* TO BE DONE:
Retype each entry below exactly as it stands.
══ STORED DATA ══
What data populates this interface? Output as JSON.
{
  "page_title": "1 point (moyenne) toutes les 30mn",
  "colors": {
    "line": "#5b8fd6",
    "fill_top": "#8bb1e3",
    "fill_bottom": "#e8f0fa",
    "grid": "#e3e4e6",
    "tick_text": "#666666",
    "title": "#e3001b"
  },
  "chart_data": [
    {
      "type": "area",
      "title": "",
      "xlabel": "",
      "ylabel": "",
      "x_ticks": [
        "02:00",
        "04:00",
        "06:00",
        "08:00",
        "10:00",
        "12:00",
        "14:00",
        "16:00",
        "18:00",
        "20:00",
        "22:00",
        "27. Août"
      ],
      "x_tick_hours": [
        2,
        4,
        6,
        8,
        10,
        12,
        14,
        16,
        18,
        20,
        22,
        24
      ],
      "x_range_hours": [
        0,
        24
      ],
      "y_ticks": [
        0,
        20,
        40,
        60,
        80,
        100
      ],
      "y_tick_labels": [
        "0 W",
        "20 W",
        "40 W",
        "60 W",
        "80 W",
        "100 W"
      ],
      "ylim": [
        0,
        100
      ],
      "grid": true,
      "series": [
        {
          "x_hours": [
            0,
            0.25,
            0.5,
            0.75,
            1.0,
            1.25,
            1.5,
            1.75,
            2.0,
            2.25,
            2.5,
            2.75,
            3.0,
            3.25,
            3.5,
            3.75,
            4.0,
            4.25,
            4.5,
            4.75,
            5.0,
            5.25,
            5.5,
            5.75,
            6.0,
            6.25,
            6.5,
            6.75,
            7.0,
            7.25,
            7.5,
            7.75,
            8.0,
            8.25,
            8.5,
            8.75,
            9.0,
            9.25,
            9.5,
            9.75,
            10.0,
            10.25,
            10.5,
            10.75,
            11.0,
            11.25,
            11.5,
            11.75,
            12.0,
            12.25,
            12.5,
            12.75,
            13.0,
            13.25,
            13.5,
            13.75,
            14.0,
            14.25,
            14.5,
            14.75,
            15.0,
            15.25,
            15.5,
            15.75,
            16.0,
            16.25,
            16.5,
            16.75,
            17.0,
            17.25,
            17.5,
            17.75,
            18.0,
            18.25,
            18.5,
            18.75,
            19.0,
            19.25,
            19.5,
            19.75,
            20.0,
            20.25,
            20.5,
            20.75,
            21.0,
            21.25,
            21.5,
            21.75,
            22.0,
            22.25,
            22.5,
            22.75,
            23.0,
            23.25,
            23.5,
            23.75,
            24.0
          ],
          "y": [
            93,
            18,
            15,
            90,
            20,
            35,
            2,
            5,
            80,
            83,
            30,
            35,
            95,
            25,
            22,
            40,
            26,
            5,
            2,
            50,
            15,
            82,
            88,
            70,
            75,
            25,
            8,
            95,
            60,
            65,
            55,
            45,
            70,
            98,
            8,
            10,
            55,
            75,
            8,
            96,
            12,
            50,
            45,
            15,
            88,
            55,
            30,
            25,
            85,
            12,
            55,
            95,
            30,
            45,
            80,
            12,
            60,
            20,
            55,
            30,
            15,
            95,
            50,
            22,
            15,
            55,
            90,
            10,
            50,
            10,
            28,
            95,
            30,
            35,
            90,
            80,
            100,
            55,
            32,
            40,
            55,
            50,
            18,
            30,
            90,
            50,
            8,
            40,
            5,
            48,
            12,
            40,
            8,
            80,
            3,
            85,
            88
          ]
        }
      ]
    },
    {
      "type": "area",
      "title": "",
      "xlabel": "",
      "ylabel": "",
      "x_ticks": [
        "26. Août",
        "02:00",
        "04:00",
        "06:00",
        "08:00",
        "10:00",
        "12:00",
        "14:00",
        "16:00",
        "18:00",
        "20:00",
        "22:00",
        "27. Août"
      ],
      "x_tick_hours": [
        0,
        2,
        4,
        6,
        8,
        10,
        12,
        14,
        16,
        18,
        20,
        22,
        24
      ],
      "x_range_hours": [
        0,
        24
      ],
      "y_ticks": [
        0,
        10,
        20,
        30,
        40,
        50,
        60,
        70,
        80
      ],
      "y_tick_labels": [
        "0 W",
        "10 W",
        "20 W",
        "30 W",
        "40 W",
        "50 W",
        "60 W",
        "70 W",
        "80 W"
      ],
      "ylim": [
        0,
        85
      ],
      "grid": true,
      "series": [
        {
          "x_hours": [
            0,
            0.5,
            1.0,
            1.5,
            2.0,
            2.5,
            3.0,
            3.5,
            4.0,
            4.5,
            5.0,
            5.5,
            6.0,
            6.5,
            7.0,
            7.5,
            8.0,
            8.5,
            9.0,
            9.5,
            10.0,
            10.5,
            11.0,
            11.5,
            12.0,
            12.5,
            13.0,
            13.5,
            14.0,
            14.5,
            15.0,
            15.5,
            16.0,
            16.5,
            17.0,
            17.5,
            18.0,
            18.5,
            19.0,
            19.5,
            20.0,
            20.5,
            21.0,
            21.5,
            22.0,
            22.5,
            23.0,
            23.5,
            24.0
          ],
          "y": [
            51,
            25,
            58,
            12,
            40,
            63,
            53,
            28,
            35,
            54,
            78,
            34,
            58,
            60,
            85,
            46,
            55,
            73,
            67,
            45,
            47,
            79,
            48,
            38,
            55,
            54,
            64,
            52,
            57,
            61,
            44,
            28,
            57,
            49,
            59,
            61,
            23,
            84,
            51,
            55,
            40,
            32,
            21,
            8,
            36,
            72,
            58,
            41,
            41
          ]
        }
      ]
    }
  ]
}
═══
* RESPONSE BELOW:
What data populates this interface? Output as JSON.
{
  "page_title": "1 point (moyenne) toutes les 30mn",
  "colors": {
    "line": "#5b8fd6",
    "fill_top": "#8bb1e3",
    "fill_bottom": "#e8f0fa",
    "grid": "#e3e4e6",
    "tick_text": "#666666",
    "title": "#e3001b"
  },
  "chart_data": [
    {
      "type": "area",
      "title": "",
      "xlabel": "",
      "ylabel": "",
      "x_ticks": [
        "02:00",
        "04:00",
        "06:00",
        "08:00",
        "10:00",
        "12:00",
        "14:00",
        "16:00",
        "18:00",
        "20:00",
        "22:00",
        "27. Août"
      ],
      "x_tick_hours": [
        2,
        4,
        6,
        8,
        10,
        12,
        14,
        16,
        18,
        20,
        22,
        24
      ],
      "x_range_hours": [
        0,
        24
      ],
      "y_ticks": [
        0,
        20,
        40,
        60,
        80,
        100
      ],
      "y_tick_labels": [
        "0 W",
        "20 W",
        "40 W",
        "60 W",
        "80 W",
        "100 W"
      ],
      "ylim": [
        0,
        100
      ],
      "grid": true,
      "series": [
        {
          "x_hours": [
            0,
            0.25,
            0.5,
            0.75,
            1.0,
            1.25,
            1.5,
            1.75,
            2.0,
            2.25,
            2.5,
            2.75,
            3.0,
            3.25,
            3.5,
            3.75,
            4.0,
            4.25,
            4.5,
            4.75,
            5.0,
            5.25,
            5.5,
            5.75,
            6.0,
            6.25,
            6.5,
            6.75,
            7.0,
            7.25,
            7.5,
            7.75,
            8.0,
            8.25,
            8.5,
            8.75,
            9.0,
            9.25,
            9.5,
            9.75,
            10.0,
            10.25,
            10.5,
            10.75,
            11.0,
            11.25,
            11.5,
            11.75,
            12.0,
            12.25,
            12.5,
            12.75,
            13.0,
            13.25,
            13.5,
            13.75,
            14.0,
            14.25,
            14.5,
            14.75,
            15.0,
            15.25,
            15.5,
            15.75,
            16.0,
            16.25,
            16.5,
            16.75,
            17.0,
            17.25,
            17.5,
            17.75,
            18.0,
            18.25,
            18.5,
            18.75,
            19.0,
            19.25,
            19.5,
            19.75,
            20.0,
            20.25,
            20.5,
            20.75,
            21.0,
            21.25,
            21.5,
            21.75,
            22.0,
            22.25,
            22.5,
            22.75,
            23.0,
            23.25,
            23.5,
            23.75,
            24.0
          ],
          "y": [
            93,
            18,
            15,
            90,
            20,
            35,
            2,
            5,
            80,
            83,
            30,
            35,
            95,
            25,
            22,
            40,
            26,
            5,
            2,
            50,
            15,
            82,
            88,
            70,
            75,
            25,
            8,
            95,
            60,
            65,
            55,
            45,
            70,
            98,
            8,
            10,
            55,
            75,
            8,
            96,
            12,
            50,
            45,
            15,
            88,
            55,
            30,
            25,
            85,
            12,
            55,
            95,
            30,
            45,
            80,
            12,
            60,
            20,
            55,
            30,
            15,
            95,
            50,
            22,
            15,
            55,
            90,
            10,
            50,
            10,
            28,
            95,
            30,
            35,
            90,
            80,
            100,
            55,
            32,
            40,
            55,
            50,
            18,
            30,
            90,
            50,
            8,
            40,
            5,
            48,
            12,
            40,
            8,
            80,
            3,
            85,
            88
          ]
        }
      ]
    },
    {
      "type": "area",
      "title": "",
      "xlabel": "",
      "ylabel": "",
      "x_ticks": [
        "26. Août",
        "02:00",
        "04:00",
        "06:00",
        "08:00",
        "10:00",
        "12:00",
        "14:00",
        "16:00",
        "18:00",
        "20:00",
        "22:00",
        "27. Août"
      ],
      "x_tick_hours": [
        0,
        2,
        4,
        6,
        8,
        10,
        12,
        14,
        16,
        18,
        20,
        22,
        24
      ],
      "x_range_hours": [
        0,
        24
      ],
      "y_ticks": [
        0,
        10,
        20,
        30,
        40,
        50,
        60,
        70,
        80
      ],
      "y_tick_labels": [
        "0 W",
        "10 W",
        "20 W",
        "30 W",
        "40 W",
        "50 W",
        "60 W",
        "70 W",
        "80 W"
      ],
      "ylim": [
        0,
        85
      ],
      "grid": true,
      "series": [
        {
          "x_hours": [
            0,
            0.5,
            1.0,
            1.5,
            2.0,
            2.5,
            3.0,
            3.5,
            4.0,
            4.5,
            5.0,
            5.5,
            6.0,
            6.5,
            7.0,
            7.5,
            8.0,
            8.5,
            9.0,
            9.5,
            10.0,
            10.5,
            11.0,
            11.5,
            12.0,
            12.5,
            13.0,
            13.5,
            14.0,
            14.5,
            15.0,
            15.5,
            16.0,
            16.5,
            17.0,
            17.5,
            18.0,
            18.5,
            19.0,
            19.5,
            20.0,
            20.5,
            21.0,
            21.5,
            22.0,
            22.5,
            23.0,
            23.5,
            24.0
          ],
          "y": [
            51,
            25,
            58,
            12,
            40,
            63,
            53,
            28,
            35,
            54,
            78,
            34,
            58,
            60,
            85,
            46,
            55,
            73,
            67,
            45,
            47,
            79,
            48,
            38,
            55,
            54,
            64,
            52,
            57,
            61,
            44,
            28,
            57,
            49,
            59,
            61,
            23,
            84,
            51,
            55,
            40,
            32,
            21,
            8,
            36,
            72,
            58,
            41,
            41
          ]
        }
      ]
    }
  ]
}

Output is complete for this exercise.